Saved entries:
<<<<

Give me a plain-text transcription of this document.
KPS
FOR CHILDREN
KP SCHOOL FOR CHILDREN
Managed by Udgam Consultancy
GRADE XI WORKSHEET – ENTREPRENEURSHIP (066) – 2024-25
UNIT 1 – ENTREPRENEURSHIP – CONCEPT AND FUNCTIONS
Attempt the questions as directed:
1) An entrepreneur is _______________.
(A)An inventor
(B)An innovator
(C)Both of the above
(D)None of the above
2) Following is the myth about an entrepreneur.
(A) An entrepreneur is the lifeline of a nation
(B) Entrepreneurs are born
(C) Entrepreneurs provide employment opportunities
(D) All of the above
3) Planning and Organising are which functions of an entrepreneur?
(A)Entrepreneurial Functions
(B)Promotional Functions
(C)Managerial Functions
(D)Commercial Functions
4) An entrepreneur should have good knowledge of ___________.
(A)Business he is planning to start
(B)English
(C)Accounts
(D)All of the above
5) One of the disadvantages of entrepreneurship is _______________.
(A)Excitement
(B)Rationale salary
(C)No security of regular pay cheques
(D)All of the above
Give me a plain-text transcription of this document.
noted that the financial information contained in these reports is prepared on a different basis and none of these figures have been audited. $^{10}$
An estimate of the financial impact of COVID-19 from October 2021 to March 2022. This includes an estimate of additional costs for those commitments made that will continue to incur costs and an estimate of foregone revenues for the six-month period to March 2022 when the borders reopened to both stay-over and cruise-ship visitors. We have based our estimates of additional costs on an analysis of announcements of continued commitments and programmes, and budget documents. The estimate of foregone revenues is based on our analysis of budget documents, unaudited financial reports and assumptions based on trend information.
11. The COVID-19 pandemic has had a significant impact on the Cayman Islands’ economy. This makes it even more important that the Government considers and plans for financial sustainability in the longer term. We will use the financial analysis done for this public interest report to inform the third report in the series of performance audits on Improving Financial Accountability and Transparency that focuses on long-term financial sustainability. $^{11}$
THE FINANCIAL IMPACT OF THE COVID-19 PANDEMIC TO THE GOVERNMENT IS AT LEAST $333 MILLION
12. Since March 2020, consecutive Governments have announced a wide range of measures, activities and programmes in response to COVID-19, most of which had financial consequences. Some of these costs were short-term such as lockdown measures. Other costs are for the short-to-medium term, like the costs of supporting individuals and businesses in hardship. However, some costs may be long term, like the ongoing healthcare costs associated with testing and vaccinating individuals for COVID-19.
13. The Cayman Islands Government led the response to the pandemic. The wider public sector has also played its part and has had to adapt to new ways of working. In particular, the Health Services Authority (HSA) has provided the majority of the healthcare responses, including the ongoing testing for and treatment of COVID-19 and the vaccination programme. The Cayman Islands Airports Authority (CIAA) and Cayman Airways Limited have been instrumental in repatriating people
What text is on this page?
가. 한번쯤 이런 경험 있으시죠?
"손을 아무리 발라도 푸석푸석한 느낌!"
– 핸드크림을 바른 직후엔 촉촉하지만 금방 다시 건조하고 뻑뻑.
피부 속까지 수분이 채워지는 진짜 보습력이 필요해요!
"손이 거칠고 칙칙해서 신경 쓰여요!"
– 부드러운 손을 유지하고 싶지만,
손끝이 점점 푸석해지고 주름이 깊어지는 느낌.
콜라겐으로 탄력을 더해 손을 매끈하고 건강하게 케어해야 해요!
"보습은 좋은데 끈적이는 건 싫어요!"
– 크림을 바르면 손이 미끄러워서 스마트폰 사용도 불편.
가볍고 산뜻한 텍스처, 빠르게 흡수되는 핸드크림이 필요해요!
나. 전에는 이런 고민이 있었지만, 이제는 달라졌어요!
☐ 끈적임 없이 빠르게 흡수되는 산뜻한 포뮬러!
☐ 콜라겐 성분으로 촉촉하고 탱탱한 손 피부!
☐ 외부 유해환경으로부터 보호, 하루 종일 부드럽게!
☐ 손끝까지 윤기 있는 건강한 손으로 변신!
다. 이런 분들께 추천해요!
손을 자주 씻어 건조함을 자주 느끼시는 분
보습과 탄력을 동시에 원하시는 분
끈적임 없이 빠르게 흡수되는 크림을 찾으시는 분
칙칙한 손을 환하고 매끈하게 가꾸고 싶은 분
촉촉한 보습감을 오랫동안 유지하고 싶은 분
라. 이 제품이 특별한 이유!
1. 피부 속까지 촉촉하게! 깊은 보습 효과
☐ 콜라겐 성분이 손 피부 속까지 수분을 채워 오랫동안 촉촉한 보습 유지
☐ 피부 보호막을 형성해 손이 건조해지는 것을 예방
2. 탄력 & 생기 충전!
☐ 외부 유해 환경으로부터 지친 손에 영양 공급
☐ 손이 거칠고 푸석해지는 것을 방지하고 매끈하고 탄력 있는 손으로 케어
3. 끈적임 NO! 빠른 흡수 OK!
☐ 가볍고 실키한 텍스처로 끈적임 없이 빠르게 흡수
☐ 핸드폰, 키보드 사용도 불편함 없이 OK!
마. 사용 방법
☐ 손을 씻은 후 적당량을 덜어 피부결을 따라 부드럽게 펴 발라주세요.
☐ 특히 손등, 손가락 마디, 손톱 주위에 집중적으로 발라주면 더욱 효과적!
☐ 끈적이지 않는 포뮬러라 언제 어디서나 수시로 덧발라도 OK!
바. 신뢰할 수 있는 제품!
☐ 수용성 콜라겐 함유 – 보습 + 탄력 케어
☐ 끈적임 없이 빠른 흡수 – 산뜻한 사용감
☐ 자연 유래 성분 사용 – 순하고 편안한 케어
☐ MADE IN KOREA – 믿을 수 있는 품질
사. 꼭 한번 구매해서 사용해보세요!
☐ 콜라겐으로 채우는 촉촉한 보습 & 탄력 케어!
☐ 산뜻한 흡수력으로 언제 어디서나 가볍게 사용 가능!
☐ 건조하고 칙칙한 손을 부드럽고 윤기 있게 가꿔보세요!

>>>>

§ **Required task**
From the entries, copy out each line containing the word "흡수되는".

§ **Task response**
가볍고 산뜻한 텍스처, 빠르게 흡수되는 핸드크림이 필요해요!
☐ 끈적임 없이 빠르게 흡수되는 산뜻한 포뮬러!
끈적임 없이 빠르게 흡수되는 크림을 찾으시는 분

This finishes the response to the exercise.